## 选文
========
一种网页的智能采集方法,所述方法包括如下步骤:计算机设备获取添加任务以及添加网址(S101);计算机设备添加网页的采集规则,对该采集规则智能解析(S102);计算机设备测试采集规则,在该采集规则测试通过后,发布任务(S103);计算机设备依据该采集规则开始采集网页,并将采集的网页数据发布(S104)。所述方法具有效率高的优点。

Description

网页的智能采集方法及系统 技术领域
本发明涉及软件及计算机领域,尤其涉及一种网页的智能采集方法及系统。
背景技术
在传统采集中,用户需要具备基本的网页代码阅读能力,这样就局限住了那些需要使用采集功能而不会配置的用户,并且对于拥有配置能力的用户也会消耗大量的配置时间。由此大量的采集源配置工作,采集效率、采集数量的压力日益增大,市面普通的采集器已经不满足我们的业务需求,所以研发部门需要实现以围绕业务为核心的高性能、高可用性的智能型采集器及采集方法。
========
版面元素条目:
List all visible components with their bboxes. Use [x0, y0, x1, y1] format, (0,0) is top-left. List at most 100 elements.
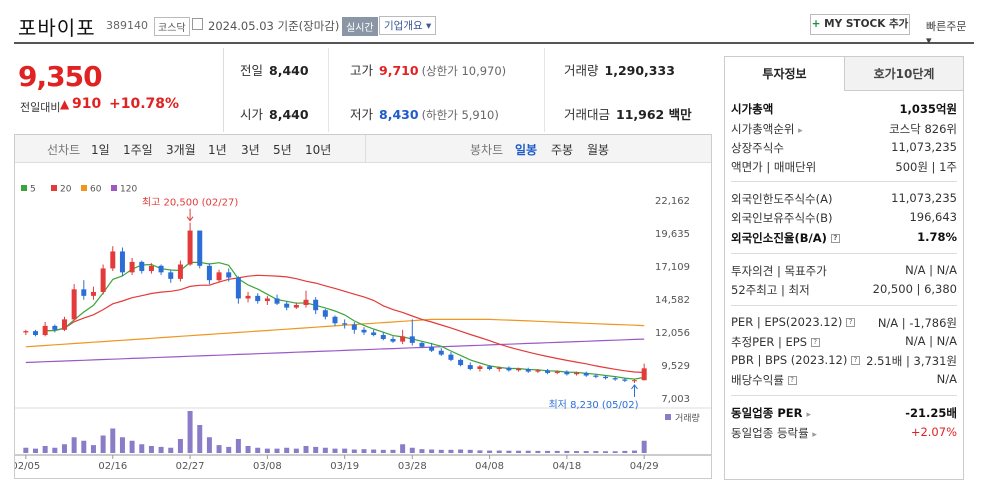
- period-weekly[interactable]: 주봉: [551, 143, 574, 157]
- volume-bar: [235, 439, 241, 453]
- per-label: PER | EPS(2023.12): [731, 315, 843, 329]
- market-cap-rank-value: 코스닥 826위: [889, 122, 957, 136]
- shares-value: 11,073,235: [891, 140, 957, 154]
- stat-prev: 전일 8,440: [240, 60, 309, 79]
- candle-body: [467, 365, 473, 369]
- stock-header: 포바이포 389140 코스닥 2024.05.03 기준(장마감) 실시간 기…: [14, 10, 974, 47]
- legend-swatch-60: [81, 185, 87, 191]
- candle-body: [603, 376, 609, 379]
- volume-bar: [129, 440, 135, 453]
- help-icon[interactable]: ?: [830, 234, 840, 243]
- tab-order-book[interactable]: 호가10단계: [844, 57, 963, 91]
- volume-bar: [477, 450, 483, 453]
- info-tabs: 투자정보 호가10단계: [725, 57, 963, 91]
- volume-bar: [42, 446, 48, 453]
- volume-bar: [622, 450, 628, 453]
- candlestick-chart[interactable]: 5 20 60 120 22,162 19,635 17,109 14,582 12,056 9,…: [15, 163, 711, 478]
- help-icon[interactable]: ?: [787, 376, 797, 385]
- legend-label-120: 120: [120, 185, 137, 195]
- legend-label-20: 20: [60, 185, 72, 195]
- stat-amount: 거래대금 11,962 백만: [564, 104, 692, 123]
- x-tick-label: 02/16: [98, 461, 127, 472]
- x-tick-label: 02/05: [15, 461, 40, 472]
- foreign-limit-label: 외국인한도주식수(A): [731, 192, 833, 206]
- my-stock-add-button[interactable]: + MY STOCK 추가: [810, 14, 910, 35]
- volume-bar: [206, 437, 212, 453]
- volume-bar: [81, 440, 87, 453]
- legend-label-5: 5: [30, 185, 36, 195]
- range-1y[interactable]: 1년: [208, 143, 227, 157]
- volume-bar: [448, 449, 454, 453]
- volume-bar: [506, 450, 512, 453]
- volume-bar: [322, 447, 328, 453]
- candle-body: [545, 370, 551, 373]
- candle-body: [506, 367, 512, 371]
- help-icon[interactable]: ?: [850, 356, 860, 365]
- volume-bar: [245, 446, 251, 453]
- info-row-industry-per[interactable]: 동일업종 PER ▸ -21.25배: [731, 405, 957, 422]
- candle-body: [525, 368, 531, 372]
- quick-order-button[interactable]: 빠른주문 ▾: [926, 20, 967, 47]
- info-row-industry-rate[interactable]: 동일업종 등락률 ▸ +2.07%: [731, 425, 957, 442]
- range-5y[interactable]: 5년: [273, 143, 292, 157]
- candle-body: [361, 329, 367, 333]
- legend-swatch-120: [111, 185, 117, 191]
- volume-bar: [100, 435, 106, 453]
- info-row-market-cap-rank[interactable]: 시가총액순위 ▸ 코스닥 826위: [731, 121, 957, 138]
- volume-bar: [496, 450, 502, 453]
- volume-bar: [612, 451, 618, 453]
- range-10y[interactable]: 10년: [305, 143, 332, 157]
- volume-bar: [313, 446, 319, 453]
- candle-body: [216, 272, 222, 281]
- volume-bar: [264, 448, 270, 453]
- volume-bar: [516, 450, 522, 453]
- range-1d[interactable]: 1일: [91, 143, 110, 157]
- volume-bar: [603, 451, 609, 453]
- investment-info-panel: 투자정보 호가10단계 시가총액 1,035억원 시가총액순위 ▸ 코스닥 826위…: [724, 56, 964, 480]
- ma-120-line: [25, 338, 645, 364]
- up-arrow-icon: ▲: [60, 97, 70, 111]
- candle-body: [332, 316, 338, 324]
- pbr-label: PBR | BPS (2023.12): [731, 353, 848, 367]
- divider: [731, 181, 957, 182]
- week52-value: 20,500 | 6,380: [872, 282, 957, 296]
- candle-body: [342, 323, 348, 325]
- chevron-right-icon: ▸: [806, 410, 812, 420]
- candle-body: [158, 265, 164, 273]
- pbr-value: 2.51배 | 3,731원: [866, 354, 957, 368]
- legend-swatch-20: [51, 185, 57, 191]
- range-3y[interactable]: 3년: [241, 143, 260, 157]
- dividend-label: 배당수익률: [731, 373, 784, 387]
- candle-body: [23, 331, 29, 333]
- stat-high-value: 9,710: [379, 63, 419, 78]
- candle-body: [390, 338, 396, 342]
- candle-chart-label[interactable]: 봉차트: [470, 143, 504, 157]
- period-daily[interactable]: 일봉: [515, 143, 538, 157]
- candle-body: [632, 380, 638, 382]
- x-tick-label: 04/08: [475, 461, 504, 472]
- candle-body: [409, 336, 415, 343]
- range-3m[interactable]: 3개월: [166, 143, 196, 157]
- tab-investment-info[interactable]: 투자정보: [725, 57, 844, 91]
- company-overview-button[interactable]: 기업개요 ▾: [379, 16, 437, 35]
- low-annotation: 최저 8,230 (05/02): [548, 399, 638, 411]
- range-1w[interactable]: 1주일: [123, 143, 153, 157]
- info-row-shares: 상장주식수 11,073,235: [731, 140, 957, 157]
- per-value: N/A | -1,786원: [877, 316, 957, 330]
- line-chart-label[interactable]: 선차트: [47, 143, 81, 157]
- info-row-foreign-ratio: 외국인소진율(B/A) ? 1.78%: [731, 230, 957, 247]
- help-icon[interactable]: ?: [846, 318, 856, 327]
- info-row-dividend: 배당수익률 ? N/A: [731, 372, 957, 389]
- realtime-badge[interactable]: 실시간: [342, 17, 378, 36]
- stat-open-value: 8,440: [269, 107, 309, 122]
- period-monthly[interactable]: 월봉: [587, 143, 610, 157]
- price-stats: 전일 8,440 시가 8,440 고가 9,710 (상한가 10,970) 저가 8,…: [226, 48, 712, 132]
- y-tick-label: 22,162: [655, 196, 690, 207]
- stat-volume-label: 거래량: [564, 63, 599, 78]
- volume-bar: [71, 437, 77, 453]
- candle-body: [71, 289, 77, 320]
- help-icon[interactable]: ?: [810, 338, 820, 347]
- candle-body: [400, 336, 406, 342]
- candle-body: [81, 289, 87, 296]
- volume-legend-swatch: [665, 414, 671, 420]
========
## 任务说明
请续写关于网页智能采集方法的选文，从其最后一句之后接着写下去。

## 练习作答
现有的网页的采集方法性能低,效率低。
技术问题
本申请提供一种网页的智能采集方法。其解决现有技术的技术方案性能低,效率低的缺点。
技术解决方案
一方面,提供一种网页的智能采集方法,所述方法包括如下步骤:
计算机设备获取添加任务以及添加网址;
计算机设备添加网页的采集规则,对该采集规则智能解析;
计算机设备测试采集规则,在该采集规则测试通过后,发布任务;
计算机设备依据该采集规则开始采集网页,并将采集的网页数据发布。
可选的,所述方法在发任务之后还包括:
将所述发布任务同步到数据库中。
可选的,所述方法在对该采集规则智能解析之前还包括:
人工制定规则,具体的:用户通过对网址数据结构的分析,制定出提取元素数据的规则;计算机设备自动定位网页元素,使用户点击即可获取元素内容,并由计算机设备生成采集规则。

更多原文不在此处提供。